When I copy files from an ext3 partition to a fat32 one using cp:

cp -R /ext3/stuff /fat32/partition/

I get invalid argument messages for all files with colons and question marks in.

Is there any way to get cp to strip out the invalid characters for the target filesystem?

edit: I've checked through cp's options again, and unless I'm being stupid, there's nothing in there. I'm sure I could write a script, but it feels like there should be a cleaner solution!

mo-seph

Posted 2010-08-19T19:44:54.973

Reputation: 253

Answers

10

The usual suspects when you want complex copies or renames are GNU cp, zmv from zsh, rsync and pax (or cpio). There's no rename feature in cp, nor (I think) in rsync. While zmv can rename, this doesn't mesh well with recursive copies. But pax can do it:

cd /ext3
pax -rw -s '/[*?:]/_/gp' stuff /fat32/partition

This changes each *?: to _. Warning: minimally tested. If there are collisions, whichever file is copied last wins.

[Collection entries]
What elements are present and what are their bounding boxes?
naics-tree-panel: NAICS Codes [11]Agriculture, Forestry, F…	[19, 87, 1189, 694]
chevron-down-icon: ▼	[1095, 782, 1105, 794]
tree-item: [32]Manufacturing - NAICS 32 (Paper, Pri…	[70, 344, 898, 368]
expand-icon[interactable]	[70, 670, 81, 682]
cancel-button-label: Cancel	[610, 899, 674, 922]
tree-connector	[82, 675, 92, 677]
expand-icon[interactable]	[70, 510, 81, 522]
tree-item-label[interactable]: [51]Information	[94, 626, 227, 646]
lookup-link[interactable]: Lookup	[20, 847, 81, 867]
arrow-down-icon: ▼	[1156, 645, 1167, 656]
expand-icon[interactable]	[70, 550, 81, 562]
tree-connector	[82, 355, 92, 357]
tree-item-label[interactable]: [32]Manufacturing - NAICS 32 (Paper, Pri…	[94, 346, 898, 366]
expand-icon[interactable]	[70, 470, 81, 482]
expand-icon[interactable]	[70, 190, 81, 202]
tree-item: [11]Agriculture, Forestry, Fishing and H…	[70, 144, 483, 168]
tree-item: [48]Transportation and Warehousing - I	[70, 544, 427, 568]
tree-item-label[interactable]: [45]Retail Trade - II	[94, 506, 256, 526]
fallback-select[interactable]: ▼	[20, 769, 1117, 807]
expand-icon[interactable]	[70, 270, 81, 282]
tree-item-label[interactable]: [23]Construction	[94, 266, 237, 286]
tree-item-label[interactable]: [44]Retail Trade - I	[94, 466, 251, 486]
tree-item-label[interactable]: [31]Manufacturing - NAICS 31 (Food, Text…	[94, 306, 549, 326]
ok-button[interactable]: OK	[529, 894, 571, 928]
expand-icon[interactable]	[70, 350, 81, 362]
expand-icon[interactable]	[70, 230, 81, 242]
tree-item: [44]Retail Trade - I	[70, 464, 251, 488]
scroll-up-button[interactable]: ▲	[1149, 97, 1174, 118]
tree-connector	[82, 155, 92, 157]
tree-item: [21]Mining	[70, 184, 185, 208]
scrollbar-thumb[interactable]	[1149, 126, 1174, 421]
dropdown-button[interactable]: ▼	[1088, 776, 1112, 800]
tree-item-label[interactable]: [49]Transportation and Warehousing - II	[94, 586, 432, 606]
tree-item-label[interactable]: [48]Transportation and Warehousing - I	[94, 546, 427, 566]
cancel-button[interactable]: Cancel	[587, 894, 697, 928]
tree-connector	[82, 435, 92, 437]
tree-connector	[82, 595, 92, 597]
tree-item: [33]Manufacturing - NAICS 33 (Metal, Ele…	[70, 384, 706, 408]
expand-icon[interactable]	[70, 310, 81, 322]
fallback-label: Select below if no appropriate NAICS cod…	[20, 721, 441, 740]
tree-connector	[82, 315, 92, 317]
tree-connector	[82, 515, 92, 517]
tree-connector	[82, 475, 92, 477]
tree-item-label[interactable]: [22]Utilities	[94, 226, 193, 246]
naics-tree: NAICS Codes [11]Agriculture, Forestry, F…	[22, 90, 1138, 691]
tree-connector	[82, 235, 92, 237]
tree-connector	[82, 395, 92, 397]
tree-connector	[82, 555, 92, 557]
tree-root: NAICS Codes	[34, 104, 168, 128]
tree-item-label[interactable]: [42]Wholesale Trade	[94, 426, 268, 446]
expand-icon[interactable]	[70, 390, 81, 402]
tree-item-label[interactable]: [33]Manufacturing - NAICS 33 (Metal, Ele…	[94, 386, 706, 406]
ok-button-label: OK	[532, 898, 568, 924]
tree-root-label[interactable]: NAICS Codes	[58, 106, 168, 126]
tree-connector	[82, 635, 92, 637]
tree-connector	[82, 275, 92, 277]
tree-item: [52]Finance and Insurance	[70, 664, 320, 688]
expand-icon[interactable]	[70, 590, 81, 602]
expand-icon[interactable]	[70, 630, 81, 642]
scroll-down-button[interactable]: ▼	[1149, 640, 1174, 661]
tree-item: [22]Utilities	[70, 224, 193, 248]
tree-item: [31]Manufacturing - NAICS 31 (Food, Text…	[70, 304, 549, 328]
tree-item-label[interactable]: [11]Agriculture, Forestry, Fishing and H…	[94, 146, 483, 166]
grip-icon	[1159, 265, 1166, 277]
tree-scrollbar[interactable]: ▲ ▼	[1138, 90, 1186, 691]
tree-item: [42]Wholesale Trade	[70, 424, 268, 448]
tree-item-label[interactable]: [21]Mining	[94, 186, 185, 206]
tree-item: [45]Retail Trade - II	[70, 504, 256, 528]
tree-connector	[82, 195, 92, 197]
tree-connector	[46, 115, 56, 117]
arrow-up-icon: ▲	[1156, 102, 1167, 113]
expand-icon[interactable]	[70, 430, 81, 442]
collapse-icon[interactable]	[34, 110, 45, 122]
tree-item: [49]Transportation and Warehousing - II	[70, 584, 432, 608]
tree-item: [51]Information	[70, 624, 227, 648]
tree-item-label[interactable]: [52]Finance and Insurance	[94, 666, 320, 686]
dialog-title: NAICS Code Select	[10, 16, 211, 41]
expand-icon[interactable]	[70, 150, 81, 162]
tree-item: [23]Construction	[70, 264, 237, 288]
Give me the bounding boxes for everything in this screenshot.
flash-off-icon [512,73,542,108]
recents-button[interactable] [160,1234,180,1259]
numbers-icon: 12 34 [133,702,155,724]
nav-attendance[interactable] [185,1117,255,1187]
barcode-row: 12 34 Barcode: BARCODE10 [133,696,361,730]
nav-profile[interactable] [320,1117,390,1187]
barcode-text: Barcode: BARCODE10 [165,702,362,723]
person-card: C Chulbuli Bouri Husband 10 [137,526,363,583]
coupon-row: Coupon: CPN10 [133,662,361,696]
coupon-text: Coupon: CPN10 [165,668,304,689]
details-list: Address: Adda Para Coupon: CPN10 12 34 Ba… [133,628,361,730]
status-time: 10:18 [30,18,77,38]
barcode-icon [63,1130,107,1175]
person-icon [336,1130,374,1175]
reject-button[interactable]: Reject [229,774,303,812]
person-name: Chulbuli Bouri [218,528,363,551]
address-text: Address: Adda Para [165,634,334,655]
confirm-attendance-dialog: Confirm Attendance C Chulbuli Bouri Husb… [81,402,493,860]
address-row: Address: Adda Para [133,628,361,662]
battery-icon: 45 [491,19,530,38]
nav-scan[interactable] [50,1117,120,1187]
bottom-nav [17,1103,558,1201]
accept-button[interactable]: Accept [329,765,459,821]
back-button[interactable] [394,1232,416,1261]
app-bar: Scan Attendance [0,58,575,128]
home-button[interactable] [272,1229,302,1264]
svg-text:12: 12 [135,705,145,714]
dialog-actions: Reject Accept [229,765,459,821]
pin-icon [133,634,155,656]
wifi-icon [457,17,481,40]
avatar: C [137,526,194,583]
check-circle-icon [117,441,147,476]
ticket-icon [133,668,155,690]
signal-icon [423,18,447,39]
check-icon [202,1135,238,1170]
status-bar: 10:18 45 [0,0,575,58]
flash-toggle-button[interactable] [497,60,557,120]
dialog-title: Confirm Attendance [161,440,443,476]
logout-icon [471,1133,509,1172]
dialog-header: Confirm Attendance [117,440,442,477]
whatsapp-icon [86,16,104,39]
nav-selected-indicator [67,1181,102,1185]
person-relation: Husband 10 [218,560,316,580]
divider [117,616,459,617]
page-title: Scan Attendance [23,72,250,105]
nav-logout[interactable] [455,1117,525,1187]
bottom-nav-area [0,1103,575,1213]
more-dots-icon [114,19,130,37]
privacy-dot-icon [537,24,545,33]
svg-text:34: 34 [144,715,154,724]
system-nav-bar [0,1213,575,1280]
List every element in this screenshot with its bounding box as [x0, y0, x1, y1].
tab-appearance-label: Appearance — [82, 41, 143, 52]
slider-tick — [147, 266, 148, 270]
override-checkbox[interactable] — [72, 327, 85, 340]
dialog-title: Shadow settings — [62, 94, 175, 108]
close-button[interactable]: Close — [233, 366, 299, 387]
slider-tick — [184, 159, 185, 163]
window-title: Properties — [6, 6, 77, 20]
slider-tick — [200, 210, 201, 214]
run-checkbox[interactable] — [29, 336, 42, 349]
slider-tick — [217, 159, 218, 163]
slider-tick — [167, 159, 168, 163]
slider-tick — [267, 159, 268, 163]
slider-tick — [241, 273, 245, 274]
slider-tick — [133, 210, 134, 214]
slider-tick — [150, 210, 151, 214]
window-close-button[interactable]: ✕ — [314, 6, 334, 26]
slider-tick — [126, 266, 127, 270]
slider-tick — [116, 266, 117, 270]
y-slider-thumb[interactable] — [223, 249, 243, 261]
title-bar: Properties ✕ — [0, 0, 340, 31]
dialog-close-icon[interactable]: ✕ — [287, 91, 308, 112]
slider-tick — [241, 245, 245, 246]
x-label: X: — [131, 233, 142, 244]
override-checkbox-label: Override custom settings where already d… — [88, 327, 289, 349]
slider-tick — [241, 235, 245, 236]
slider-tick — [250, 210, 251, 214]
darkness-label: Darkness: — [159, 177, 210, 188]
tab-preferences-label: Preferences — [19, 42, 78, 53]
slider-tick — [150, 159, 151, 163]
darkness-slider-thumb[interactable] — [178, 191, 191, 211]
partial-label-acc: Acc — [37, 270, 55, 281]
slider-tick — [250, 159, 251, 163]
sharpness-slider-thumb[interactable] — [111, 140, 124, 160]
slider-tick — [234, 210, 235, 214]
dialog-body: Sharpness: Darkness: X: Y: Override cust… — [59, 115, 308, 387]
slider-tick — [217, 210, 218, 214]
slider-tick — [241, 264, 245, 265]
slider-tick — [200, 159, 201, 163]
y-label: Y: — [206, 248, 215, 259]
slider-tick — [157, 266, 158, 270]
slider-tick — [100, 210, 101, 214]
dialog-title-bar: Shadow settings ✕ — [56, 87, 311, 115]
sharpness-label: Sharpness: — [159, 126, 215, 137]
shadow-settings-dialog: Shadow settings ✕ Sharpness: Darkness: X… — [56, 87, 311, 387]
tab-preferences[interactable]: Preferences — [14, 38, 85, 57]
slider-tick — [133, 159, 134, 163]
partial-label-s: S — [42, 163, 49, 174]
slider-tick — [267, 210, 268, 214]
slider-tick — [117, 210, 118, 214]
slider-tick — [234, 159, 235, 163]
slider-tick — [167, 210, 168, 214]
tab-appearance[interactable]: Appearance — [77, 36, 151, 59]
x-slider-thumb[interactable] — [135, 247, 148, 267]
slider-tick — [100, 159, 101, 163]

:: Problems to work on ::
1. Using the post about copying files from an ext3 partition to a fat32 one, say whether each statement agrees with it: (a) the suggested pax command turns each *, ? and : into an underscore; (b) the answer says rsync has a rename feature; (c) the invalid argument messages come up for files with colons and question marks in their names. Give yes or no for each, followed by the deciding words of the post quoted exactly.
2. Rename "expand-icon" to "toggle-icon" in the stretch of rows from the start of the collection entries through the line that contains "355, 92, 357]", and give back only those rows, otherwise unchanged.

:: The results ::
1.
(a) Yes: "This changes each *?: to _."
(b) No: "There's no rename feature in cp, nor (I think) in rsync."
(c) Yes: "I get invalid argument messages for all files with colons and question marks in."

2.
What elements are present and what are their bounding boxes?
naics-tree-panel: NAICS Codes [11]Agriculture, Forestry, F…	[19, 87, 1189, 694]
chevron-down-icon: ▼	[1095, 782, 1105, 794]
tree-item: [32]Manufacturing - NAICS 32 (Paper, Pri…	[70, 344, 898, 368]
toggle-icon[interactable]	[70, 670, 81, 682]
cancel-button-label: Cancel	[610, 899, 674, 922]
tree-connector	[82, 675, 92, 677]
toggle-icon[interactable]	[70, 510, 81, 522]
tree-item-label[interactable]: [51]Information	[94, 626, 227, 646]
lookup-link[interactable]: Lookup	[20, 847, 81, 867]
arrow-down-icon: ▼	[1156, 645, 1167, 656]
toggle-icon[interactable]	[70, 550, 81, 562]
tree-connector	[82, 355, 92, 357]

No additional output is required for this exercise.